> REQUIRED WORK: Scan each line of the records for the word "background" and extract the ones that have it.

> INFORMATION SUPPLIED:
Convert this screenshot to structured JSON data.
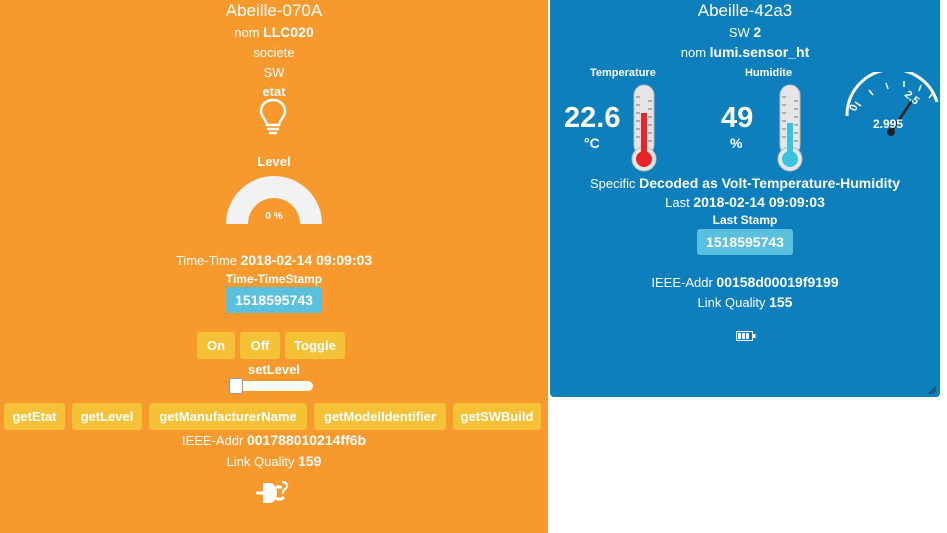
{
  "left": {
    "title": "Abeille-070A",
    "nom_label": "nom",
    "nom_value": "LLC020",
    "societe_label": "societe",
    "sw_label": "SW",
    "etat_label": "etat",
    "etat_icon": "lightbulb-icon",
    "level_label": "Level",
    "level_value": "0 %",
    "level_fraction": 0,
    "time_label": "Time-Time",
    "time_value": "2018-02-14 09:09:03",
    "timestamp_label": "Time-TimeStamp",
    "timestamp_value": "1518595743",
    "buttons": {
      "on": "On",
      "off": "Off",
      "toggle": "Toggle"
    },
    "setlevel_label": "setLevel",
    "setlevel_value": 0,
    "get_buttons": [
      "getEtat",
      "getLevel",
      "getManufacturerName",
      "getModelIdentifier",
      "getSWBuild"
    ],
    "ieee_label": "IEEE-Addr",
    "ieee_value": "001788010214ff6b",
    "link_label": "Link Quality",
    "link_value": "159",
    "power_icon": "plug-unknown-icon",
    "colors": {
      "background": "#f7992d",
      "button": "#f4c137",
      "stamp": "#5bc0de"
    }
  },
  "right": {
    "title": "Abeille-42a3",
    "sw_label": "SW",
    "sw_value": "2",
    "nom_label": "nom",
    "nom_value": "lumi.sensor_ht",
    "temperature_label": "Temperature",
    "temperature_value": "22.6",
    "temperature_unit": "°C",
    "humidity_label": "Humidite",
    "humidity_value": "49",
    "humidity_unit": "%",
    "gauge_value": "2.995",
    "gauge_ticks": [
      "0",
      "2.5"
    ],
    "specific_label": "Specific",
    "specific_value": "Decoded as Volt-Temperature-Humidity",
    "last_label": "Last",
    "last_value": "2018-02-14 09:09:03",
    "last_stamp_label": "Last Stamp",
    "last_stamp_value": "1518595743",
    "ieee_label": "IEEE-Addr",
    "ieee_value": "00158d00019f9199",
    "link_label": "Link Quality",
    "link_value": "155",
    "battery_icon": "battery-full-icon",
    "thermometer_icons": [
      "thermometer-red-icon",
      "thermometer-cyan-icon"
    ],
    "colors": {
      "background": "#0d7fbd",
      "temp_fluid": "#e8262a",
      "hum_fluid": "#39c3e0"
    }
  }
}
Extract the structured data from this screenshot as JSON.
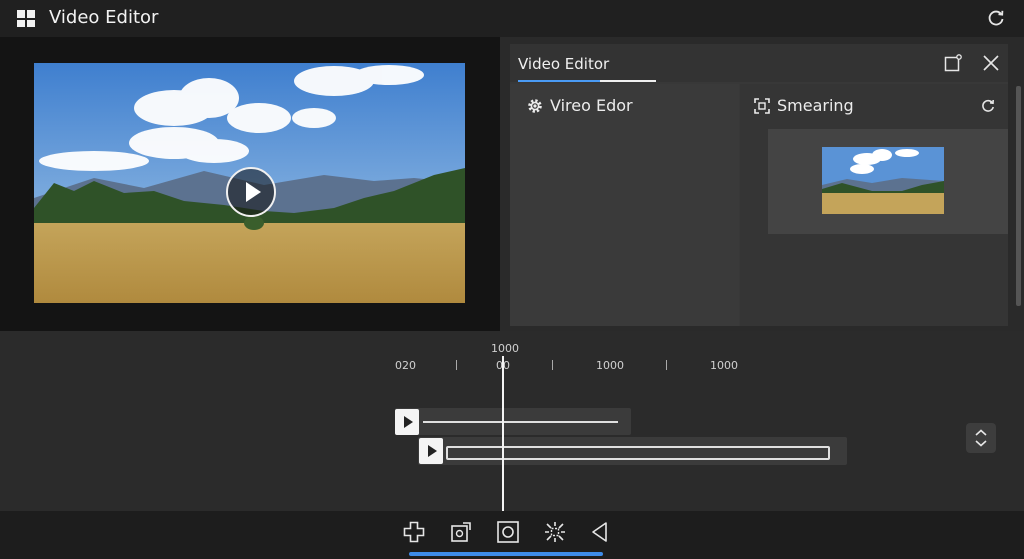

> EXERCISE RESPONSE:
      "background": "#f7992d",
      "background": "#0d7fbd",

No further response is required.